**EXERCISE DESCRIPTION**
Return the number of lines in which the word "charitable" appears; add nothing else.

--- DATA TO USE ---

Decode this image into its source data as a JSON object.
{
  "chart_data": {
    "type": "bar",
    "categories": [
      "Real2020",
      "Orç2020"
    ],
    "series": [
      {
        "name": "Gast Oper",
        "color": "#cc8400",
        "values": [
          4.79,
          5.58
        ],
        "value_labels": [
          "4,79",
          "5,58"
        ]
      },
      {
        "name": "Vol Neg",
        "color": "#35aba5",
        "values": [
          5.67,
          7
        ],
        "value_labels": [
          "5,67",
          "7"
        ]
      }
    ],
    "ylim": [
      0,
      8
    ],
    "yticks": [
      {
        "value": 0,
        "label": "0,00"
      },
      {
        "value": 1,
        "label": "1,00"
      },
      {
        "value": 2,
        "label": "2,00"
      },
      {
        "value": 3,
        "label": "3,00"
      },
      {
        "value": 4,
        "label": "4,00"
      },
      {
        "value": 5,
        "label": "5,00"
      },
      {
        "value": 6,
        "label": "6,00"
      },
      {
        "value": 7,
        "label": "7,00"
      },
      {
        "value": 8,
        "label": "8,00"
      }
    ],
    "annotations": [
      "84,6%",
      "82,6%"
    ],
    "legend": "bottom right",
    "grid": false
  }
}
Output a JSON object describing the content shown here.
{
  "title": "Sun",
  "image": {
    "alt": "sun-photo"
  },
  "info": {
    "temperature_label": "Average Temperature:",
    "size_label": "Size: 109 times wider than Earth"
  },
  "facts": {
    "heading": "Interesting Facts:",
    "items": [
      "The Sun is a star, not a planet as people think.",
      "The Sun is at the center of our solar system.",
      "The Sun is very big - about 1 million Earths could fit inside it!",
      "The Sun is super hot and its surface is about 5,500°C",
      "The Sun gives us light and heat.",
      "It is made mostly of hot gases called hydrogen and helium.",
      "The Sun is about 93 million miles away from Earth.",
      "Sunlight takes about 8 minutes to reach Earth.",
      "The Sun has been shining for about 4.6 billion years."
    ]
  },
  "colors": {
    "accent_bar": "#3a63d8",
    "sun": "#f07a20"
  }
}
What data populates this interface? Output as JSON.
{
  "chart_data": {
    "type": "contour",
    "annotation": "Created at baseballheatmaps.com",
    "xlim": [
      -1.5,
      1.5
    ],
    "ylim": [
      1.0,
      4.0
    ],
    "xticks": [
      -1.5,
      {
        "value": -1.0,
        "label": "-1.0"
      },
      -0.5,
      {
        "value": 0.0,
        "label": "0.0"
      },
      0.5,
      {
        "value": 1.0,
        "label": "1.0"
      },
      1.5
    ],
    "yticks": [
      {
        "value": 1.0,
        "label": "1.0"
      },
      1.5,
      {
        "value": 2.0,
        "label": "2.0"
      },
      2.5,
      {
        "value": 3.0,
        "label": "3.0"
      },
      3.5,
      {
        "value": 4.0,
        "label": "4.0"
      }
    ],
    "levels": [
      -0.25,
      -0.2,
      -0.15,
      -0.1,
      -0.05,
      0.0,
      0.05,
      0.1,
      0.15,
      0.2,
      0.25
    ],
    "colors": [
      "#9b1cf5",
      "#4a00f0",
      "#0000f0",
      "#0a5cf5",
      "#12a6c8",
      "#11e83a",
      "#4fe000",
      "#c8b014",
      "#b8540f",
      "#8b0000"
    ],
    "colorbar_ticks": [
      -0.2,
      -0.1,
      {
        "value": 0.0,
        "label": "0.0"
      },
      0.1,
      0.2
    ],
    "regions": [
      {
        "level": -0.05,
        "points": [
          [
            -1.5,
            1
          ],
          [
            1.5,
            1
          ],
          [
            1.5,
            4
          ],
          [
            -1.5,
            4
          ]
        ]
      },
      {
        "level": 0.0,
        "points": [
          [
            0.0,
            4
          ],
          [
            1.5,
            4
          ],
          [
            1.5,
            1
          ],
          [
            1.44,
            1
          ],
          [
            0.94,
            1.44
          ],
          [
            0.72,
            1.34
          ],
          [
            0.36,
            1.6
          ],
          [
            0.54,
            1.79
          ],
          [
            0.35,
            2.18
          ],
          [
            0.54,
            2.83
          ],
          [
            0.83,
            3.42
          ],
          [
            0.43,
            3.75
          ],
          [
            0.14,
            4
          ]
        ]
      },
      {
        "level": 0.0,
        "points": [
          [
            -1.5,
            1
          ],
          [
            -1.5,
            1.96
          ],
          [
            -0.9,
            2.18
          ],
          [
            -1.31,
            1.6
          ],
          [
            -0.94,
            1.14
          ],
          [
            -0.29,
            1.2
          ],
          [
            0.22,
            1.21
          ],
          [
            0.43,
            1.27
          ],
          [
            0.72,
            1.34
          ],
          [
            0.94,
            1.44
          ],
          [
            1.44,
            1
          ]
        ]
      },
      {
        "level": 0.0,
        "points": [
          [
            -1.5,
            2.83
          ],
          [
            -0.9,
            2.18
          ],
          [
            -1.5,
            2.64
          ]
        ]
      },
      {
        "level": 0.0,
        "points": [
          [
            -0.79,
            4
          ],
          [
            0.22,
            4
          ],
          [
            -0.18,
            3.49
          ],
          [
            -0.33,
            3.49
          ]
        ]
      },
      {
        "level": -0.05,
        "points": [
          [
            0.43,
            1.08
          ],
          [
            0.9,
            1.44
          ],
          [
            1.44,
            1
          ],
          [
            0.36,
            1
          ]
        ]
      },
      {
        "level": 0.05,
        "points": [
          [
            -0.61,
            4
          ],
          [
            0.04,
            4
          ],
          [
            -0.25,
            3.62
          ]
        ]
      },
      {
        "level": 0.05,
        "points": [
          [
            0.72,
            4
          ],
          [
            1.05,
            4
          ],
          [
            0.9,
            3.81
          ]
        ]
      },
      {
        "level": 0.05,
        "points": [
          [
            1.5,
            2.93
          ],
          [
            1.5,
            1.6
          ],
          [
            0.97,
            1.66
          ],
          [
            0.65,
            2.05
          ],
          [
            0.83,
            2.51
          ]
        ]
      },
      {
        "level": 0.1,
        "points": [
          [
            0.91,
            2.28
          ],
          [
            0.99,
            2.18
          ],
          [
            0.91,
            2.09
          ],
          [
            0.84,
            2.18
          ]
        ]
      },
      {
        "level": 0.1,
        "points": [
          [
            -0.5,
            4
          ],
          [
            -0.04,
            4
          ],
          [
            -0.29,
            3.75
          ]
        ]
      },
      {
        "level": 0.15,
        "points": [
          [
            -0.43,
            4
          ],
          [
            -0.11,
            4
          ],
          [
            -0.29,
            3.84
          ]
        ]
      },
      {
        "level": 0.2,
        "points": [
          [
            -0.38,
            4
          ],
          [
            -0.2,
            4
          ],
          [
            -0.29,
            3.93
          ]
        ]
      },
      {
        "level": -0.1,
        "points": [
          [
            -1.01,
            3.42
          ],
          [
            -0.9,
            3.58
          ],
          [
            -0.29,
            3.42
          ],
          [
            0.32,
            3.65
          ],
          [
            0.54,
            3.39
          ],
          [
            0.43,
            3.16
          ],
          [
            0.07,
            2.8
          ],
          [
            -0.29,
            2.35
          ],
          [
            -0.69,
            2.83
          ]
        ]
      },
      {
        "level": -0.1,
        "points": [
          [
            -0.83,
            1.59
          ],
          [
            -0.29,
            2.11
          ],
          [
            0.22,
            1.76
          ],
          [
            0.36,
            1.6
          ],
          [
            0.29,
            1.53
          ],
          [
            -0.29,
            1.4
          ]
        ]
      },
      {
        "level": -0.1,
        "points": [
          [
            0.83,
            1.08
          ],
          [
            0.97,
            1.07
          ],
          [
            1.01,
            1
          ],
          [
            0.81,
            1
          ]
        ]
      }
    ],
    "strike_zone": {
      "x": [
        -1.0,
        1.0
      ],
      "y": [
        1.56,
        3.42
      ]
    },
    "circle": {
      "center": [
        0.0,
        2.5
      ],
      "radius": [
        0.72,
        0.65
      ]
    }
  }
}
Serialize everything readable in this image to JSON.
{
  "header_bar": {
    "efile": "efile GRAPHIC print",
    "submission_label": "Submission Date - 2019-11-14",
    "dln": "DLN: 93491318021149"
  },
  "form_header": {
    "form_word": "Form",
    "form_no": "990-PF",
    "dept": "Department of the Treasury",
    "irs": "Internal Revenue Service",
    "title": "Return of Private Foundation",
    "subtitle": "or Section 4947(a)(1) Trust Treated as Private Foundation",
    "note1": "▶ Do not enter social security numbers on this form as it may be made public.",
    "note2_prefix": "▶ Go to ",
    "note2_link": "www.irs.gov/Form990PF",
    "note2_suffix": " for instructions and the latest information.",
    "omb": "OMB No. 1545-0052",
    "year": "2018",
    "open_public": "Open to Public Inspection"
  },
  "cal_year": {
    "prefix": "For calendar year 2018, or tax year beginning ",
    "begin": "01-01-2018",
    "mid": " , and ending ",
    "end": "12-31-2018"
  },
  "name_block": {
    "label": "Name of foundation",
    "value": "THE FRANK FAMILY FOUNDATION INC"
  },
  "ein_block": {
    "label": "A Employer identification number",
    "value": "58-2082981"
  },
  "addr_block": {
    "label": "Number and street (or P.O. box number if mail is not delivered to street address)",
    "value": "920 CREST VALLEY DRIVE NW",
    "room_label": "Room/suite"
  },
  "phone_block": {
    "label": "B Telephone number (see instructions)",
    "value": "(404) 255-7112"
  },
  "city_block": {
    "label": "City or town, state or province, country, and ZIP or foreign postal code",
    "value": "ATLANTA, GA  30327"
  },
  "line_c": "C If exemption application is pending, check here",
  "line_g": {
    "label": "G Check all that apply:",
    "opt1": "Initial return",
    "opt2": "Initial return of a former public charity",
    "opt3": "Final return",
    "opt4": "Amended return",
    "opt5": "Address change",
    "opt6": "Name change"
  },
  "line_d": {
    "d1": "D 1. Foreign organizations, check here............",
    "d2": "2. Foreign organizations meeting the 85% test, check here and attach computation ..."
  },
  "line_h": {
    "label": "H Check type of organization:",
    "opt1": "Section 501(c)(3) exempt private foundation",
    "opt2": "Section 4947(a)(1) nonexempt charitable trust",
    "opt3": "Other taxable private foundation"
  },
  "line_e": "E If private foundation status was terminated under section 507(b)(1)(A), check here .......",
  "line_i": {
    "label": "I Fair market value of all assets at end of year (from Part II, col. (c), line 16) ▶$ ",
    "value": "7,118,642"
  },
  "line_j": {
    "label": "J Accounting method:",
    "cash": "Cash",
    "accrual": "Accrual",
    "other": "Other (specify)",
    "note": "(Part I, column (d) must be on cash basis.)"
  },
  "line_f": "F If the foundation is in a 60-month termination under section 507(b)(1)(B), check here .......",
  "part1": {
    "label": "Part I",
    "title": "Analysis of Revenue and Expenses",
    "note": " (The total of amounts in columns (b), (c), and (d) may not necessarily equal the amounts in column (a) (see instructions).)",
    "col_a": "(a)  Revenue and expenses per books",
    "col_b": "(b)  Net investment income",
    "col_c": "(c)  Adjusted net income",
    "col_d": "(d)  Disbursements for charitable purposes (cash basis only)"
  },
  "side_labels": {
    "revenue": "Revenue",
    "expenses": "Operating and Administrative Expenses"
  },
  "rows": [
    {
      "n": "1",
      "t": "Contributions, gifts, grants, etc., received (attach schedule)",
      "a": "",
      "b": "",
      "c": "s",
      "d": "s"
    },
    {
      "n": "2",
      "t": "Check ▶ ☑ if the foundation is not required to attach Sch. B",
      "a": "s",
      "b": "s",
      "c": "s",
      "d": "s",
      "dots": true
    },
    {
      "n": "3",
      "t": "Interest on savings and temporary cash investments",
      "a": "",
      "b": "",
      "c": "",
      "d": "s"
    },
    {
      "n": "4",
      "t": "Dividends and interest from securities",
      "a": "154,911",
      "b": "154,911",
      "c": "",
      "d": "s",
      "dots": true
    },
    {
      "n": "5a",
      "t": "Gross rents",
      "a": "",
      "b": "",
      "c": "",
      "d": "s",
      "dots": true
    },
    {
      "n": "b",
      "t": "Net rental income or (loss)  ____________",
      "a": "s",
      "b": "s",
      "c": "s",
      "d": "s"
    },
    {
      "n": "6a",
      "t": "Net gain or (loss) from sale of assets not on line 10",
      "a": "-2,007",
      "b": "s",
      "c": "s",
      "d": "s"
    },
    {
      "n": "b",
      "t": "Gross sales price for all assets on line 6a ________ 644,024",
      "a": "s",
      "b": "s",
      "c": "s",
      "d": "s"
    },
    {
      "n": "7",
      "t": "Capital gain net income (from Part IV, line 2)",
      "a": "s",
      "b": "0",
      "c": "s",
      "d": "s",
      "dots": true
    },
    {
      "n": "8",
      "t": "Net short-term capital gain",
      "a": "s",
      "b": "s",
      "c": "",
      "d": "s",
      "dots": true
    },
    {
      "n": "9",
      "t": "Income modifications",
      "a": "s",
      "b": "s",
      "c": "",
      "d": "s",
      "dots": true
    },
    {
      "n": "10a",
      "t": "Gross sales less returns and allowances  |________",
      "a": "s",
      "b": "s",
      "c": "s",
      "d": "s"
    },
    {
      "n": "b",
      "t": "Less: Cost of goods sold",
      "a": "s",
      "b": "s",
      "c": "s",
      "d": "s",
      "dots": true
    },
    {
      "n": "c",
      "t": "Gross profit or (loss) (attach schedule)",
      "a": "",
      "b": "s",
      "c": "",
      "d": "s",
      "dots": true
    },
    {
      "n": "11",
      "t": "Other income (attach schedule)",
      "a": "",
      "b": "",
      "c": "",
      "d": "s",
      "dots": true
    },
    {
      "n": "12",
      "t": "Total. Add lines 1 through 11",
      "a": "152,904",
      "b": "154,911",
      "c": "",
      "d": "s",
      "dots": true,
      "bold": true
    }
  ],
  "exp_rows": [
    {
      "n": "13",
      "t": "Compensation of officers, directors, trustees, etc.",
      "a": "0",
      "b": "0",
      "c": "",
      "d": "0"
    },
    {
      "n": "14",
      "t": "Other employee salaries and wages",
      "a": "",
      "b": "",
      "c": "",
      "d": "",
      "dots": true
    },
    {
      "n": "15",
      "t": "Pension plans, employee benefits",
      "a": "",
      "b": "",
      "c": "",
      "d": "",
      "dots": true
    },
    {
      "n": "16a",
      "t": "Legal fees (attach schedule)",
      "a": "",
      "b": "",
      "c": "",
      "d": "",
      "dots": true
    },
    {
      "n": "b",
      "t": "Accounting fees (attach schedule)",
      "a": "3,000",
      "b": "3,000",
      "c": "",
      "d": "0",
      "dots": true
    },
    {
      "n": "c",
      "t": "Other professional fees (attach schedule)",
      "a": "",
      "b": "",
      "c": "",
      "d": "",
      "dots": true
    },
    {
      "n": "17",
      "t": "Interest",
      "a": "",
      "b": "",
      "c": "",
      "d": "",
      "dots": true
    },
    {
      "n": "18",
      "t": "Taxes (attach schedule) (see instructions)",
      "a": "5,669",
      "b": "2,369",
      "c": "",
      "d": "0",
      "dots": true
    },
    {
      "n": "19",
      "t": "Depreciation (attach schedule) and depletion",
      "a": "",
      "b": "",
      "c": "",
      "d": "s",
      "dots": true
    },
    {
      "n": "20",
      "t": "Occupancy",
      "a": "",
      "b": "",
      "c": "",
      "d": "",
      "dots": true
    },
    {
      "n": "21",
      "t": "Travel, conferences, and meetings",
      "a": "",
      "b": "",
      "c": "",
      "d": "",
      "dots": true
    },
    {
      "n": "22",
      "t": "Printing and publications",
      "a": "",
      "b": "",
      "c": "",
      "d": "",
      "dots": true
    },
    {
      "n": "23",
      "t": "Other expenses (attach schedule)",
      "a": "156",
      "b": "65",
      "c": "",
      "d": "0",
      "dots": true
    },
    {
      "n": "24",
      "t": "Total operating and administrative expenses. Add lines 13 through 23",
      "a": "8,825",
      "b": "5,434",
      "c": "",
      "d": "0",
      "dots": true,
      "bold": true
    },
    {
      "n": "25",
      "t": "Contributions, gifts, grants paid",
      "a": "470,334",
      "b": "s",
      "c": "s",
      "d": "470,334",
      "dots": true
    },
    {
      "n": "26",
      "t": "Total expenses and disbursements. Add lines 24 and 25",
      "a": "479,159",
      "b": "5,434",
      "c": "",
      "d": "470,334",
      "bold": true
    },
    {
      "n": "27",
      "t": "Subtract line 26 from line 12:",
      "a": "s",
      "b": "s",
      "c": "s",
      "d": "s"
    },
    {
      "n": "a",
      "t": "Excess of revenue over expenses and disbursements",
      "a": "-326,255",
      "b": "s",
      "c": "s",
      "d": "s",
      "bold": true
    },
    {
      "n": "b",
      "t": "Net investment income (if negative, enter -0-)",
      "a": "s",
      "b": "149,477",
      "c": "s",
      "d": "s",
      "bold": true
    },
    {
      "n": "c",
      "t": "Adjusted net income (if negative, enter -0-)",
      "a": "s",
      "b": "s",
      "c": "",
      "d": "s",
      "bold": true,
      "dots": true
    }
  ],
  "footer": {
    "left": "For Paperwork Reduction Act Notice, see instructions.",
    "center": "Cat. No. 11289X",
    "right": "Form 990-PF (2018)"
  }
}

---

**THE RESULT**
2